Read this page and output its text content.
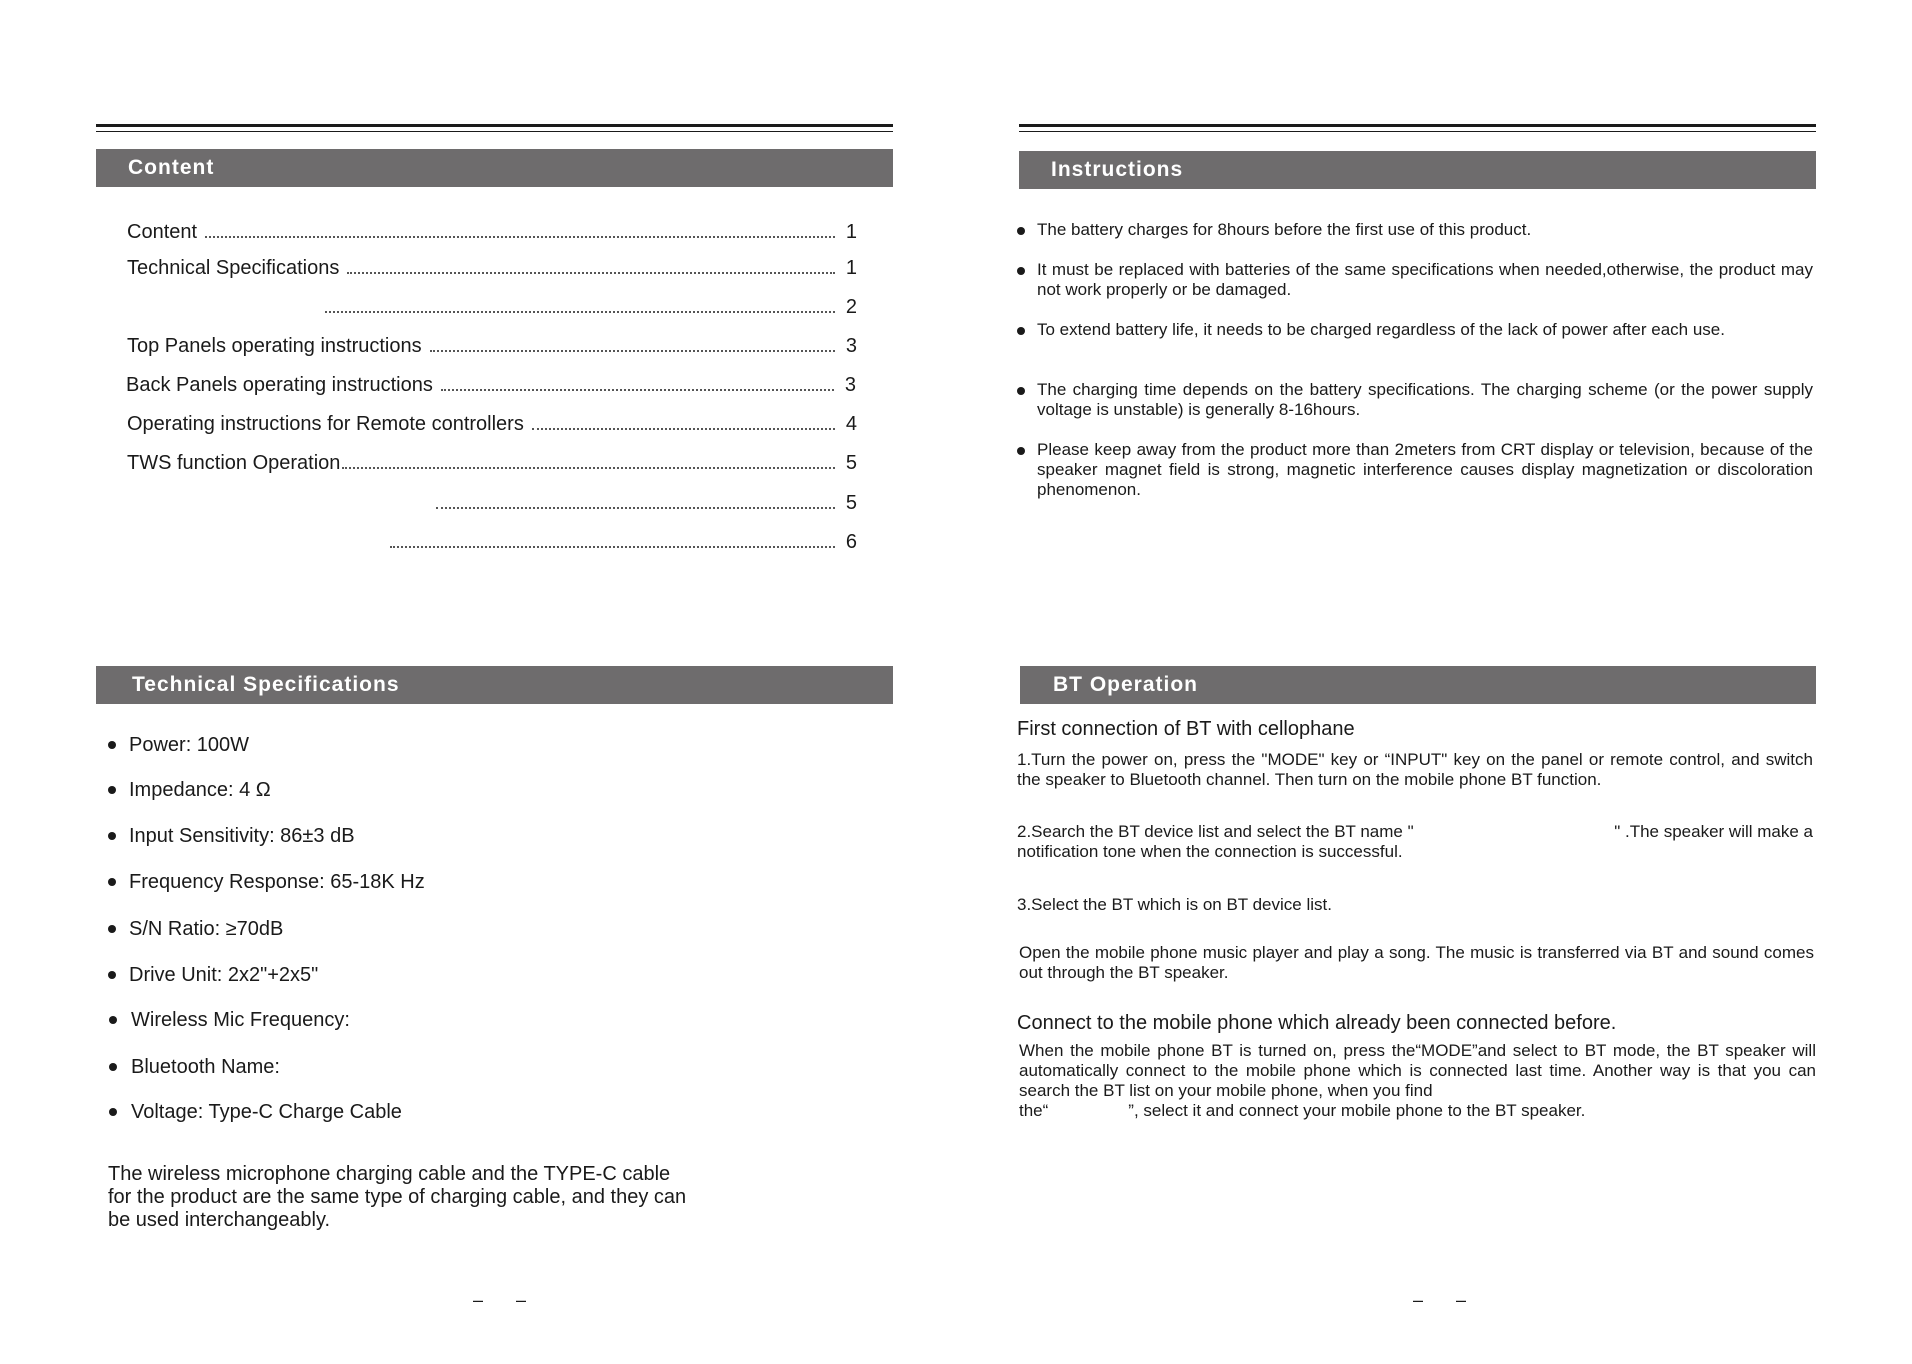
Content
Content	1
Technical Specifications	1
2
Top Panels operating instructions	3
Back Panels operating instructions	3
Operating instructions for Remote controllers	4
TWS function Operation	5
5
6
Technical Specifications
Power: 100W
Impedance: 4 Ω
Input Sensitivity: 86±3 dB
Frequency Response: 65-18K Hz
S/N Ratio: ≥70dB
Drive Unit: 2x2"+2x5"
Wireless Mic Frequency:
Bluetooth Name:
Voltage: Type-C Charge Cable
The wireless microphone charging cable and the TYPE-C cable for the product are the same type of charging cable, and they can be used interchangeably.
– –
Instructions
The battery charges for 8hours before the first use of this product.
It must be replaced with batteries of the same specifications when needed,otherwise, the product may not work properly or be damaged.
To extend battery life, it needs to be charged regardless of the lack of power after each use.
The charging time depends on the battery specifications. The charging scheme (or the power supply voltage is unstable) is generally 8-16hours.
Please keep away from the product more than 2meters from CRT display or television, because of the speaker magnet field is strong, magnetic interference causes display magnetization or discoloration phenomenon.
BT Operation
First connection of BT with cellophane
1.Turn the power on, press the "MODE" key or “INPUT" key on the panel or remote control, and switch the speaker to Bluetooth channel. Then turn on the mobile phone BT function.
2.Search the BT device list and select the BT name "	" .The speaker will make a
notification tone when the connection is successful.
3.Select the BT which is on BT device list.
Open the mobile phone music player and play a song. The music is transferred via BT and sound comes out through the BT speaker.
Connect to the mobile phone which already been connected before.
When the mobile phone BT is turned on, press the“MODE”and select to BT mode, the BT speaker will automatically connect to the mobile phone which is connected last time. Another way is that you can search the BT list on your mobile phone, when you find
the“	”, select it and connect your mobile phone to the BT speaker.
– –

###

= Goal of the exercise =
Copy the material above exactly and drop the pictures.

= Written response =
Read this page and output its text content.
Content
Content	1
Technical Specifications	1
2
Top Panels operating instructions	3
Back Panels operating instructions	3
Operating instructions for Remote controllers	4
TWS function Operation	5
5
6
Technical Specifications
Power: 100W
Impedance: 4 Ω
Input Sensitivity: 86±3 dB
Frequency Response: 65-18K Hz
S/N Ratio: ≥70dB
Drive Unit: 2x2"+2x5"
Wireless Mic Frequency:
Bluetooth Name:
Voltage: Type-C Charge Cable
The wireless microphone charging cable and the TYPE-C cable for the product are the same type of charging cable, and they can be used interchangeably.
– –
Instructions
The battery charges for 8hours before the first use of this product.
It must be replaced with batteries of the same specifications when needed,otherwise, the product may not work properly or be damaged.
To extend battery life, it needs to be charged regardless of the lack of power after each use.
The charging time depends on the battery specifications. The charging scheme (or the power supply voltage is unstable) is generally 8-16hours.
Please keep away from the product more than 2meters from CRT display or television, because of the speaker magnet field is strong, magnetic interference causes display magnetization or discoloration phenomenon.
BT Operation
First connection of BT with cellophane
1.Turn the power on, press the "MODE" key or “INPUT" key on the panel or remote control, and switch the speaker to Bluetooth channel. Then turn on the mobile phone BT function.
2.Search the BT device list and select the BT name "	" .The speaker will make a
notification tone when the connection is successful.
3.Select the BT which is on BT device list.
Open the mobile phone music player and play a song. The music is transferred via BT and sound comes out through the BT speaker.
Connect to the mobile phone which already been connected before.
When the mobile phone BT is turned on, press the“MODE”and select to BT mode, the BT speaker will automatically connect to the mobile phone which is connected last time. Another way is that you can search the BT list on your mobile phone, when you find
the“	”, select it and connect your mobile phone to the BT speaker.
– –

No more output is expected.